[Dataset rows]
## Begin

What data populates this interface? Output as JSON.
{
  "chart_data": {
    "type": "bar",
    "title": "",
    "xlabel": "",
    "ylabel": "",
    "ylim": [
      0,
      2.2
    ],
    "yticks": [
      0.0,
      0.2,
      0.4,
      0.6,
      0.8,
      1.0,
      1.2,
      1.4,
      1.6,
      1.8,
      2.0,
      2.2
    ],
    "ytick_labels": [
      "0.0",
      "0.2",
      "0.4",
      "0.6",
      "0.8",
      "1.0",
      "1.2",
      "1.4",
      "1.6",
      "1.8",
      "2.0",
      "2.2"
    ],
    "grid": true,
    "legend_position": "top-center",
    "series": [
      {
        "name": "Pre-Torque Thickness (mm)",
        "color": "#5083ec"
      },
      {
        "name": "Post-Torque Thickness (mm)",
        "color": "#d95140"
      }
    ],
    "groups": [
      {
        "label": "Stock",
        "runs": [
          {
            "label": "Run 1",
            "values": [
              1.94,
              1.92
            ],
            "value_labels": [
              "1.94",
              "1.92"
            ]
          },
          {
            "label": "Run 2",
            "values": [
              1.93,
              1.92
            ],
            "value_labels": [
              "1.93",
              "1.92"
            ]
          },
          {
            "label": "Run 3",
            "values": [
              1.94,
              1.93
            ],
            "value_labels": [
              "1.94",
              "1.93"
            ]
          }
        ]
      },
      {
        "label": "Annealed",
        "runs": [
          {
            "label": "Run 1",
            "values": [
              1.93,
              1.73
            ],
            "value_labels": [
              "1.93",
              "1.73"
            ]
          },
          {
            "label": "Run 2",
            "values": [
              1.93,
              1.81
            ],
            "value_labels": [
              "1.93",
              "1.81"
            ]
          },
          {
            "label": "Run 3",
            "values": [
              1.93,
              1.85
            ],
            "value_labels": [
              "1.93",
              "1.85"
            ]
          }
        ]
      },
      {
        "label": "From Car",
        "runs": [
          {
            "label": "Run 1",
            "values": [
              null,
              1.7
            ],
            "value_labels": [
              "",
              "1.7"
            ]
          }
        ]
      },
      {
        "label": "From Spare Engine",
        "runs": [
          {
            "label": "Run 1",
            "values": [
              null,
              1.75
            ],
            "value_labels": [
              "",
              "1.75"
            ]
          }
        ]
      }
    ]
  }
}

## End

* [REQUIREMENT] Reproduce the full listing word for word.

* [RESULT FOR THIS EXERCISE]
What data populates this interface? Output as JSON.
{
  "chart_data": {
    "type": "bar",
    "title": "",
    "xlabel": "",
    "ylabel": "",
    "ylim": [
      0,
      2.2
    ],
    "yticks": [
      0.0,
      0.2,
      0.4,
      0.6,
      0.8,
      1.0,
      1.2,
      1.4,
      1.6,
      1.8,
      2.0,
      2.2
    ],
    "ytick_labels": [
      "0.0",
      "0.2",
      "0.4",
      "0.6",
      "0.8",
      "1.0",
      "1.2",
      "1.4",
      "1.6",
      "1.8",
      "2.0",
      "2.2"
    ],
    "grid": true,
    "legend_position": "top-center",
    "series": [
      {
        "name": "Pre-Torque Thickness (mm)",
        "color": "#5083ec"
      },
      {
        "name": "Post-Torque Thickness (mm)",
        "color": "#d95140"
      }
    ],
    "groups": [
      {
        "label": "Stock",
        "runs": [
          {
            "label": "Run 1",
            "values": [
              1.94,
              1.92
            ],
            "value_labels": [
              "1.94",
              "1.92"
            ]
          },
          {
            "label": "Run 2",
            "values": [
              1.93,
              1.92
            ],
            "value_labels": [
              "1.93",
              "1.92"
            ]
          },
          {
            "label": "Run 3",
            "values": [
              1.94,
              1.93
            ],
            "value_labels": [
              "1.94",
              "1.93"
            ]
          }
        ]
      },
      {
        "label": "Annealed",
        "runs": [
          {
            "label": "Run 1",
            "values": [
              1.93,
              1.73
            ],
            "value_labels": [
              "1.93",
              "1.73"
            ]
          },
          {
            "label": "Run 2",
            "values": [
              1.93,
              1.81
            ],
            "value_labels": [
              "1.93",
              "1.81"
            ]
          },
          {
            "label": "Run 3",
            "values": [
              1.93,
              1.85
            ],
            "value_labels": [
              "1.93",
              "1.85"
            ]
          }
        ]
      },
      {
        "label": "From Car",
        "runs": [
          {
            "label": "Run 1",
            "values": [
              null,
              1.7
            ],
            "value_labels": [
              "",
              "1.7"
            ]
          }
        ]
      },
      {
        "label": "From Spare Engine",
        "runs": [
          {
            "label": "Run 1",
            "values": [
              null,
              1.75
            ],
            "value_labels": [
              "",
              "1.75"
            ]
          }
        ]
      }
    ]
  }
}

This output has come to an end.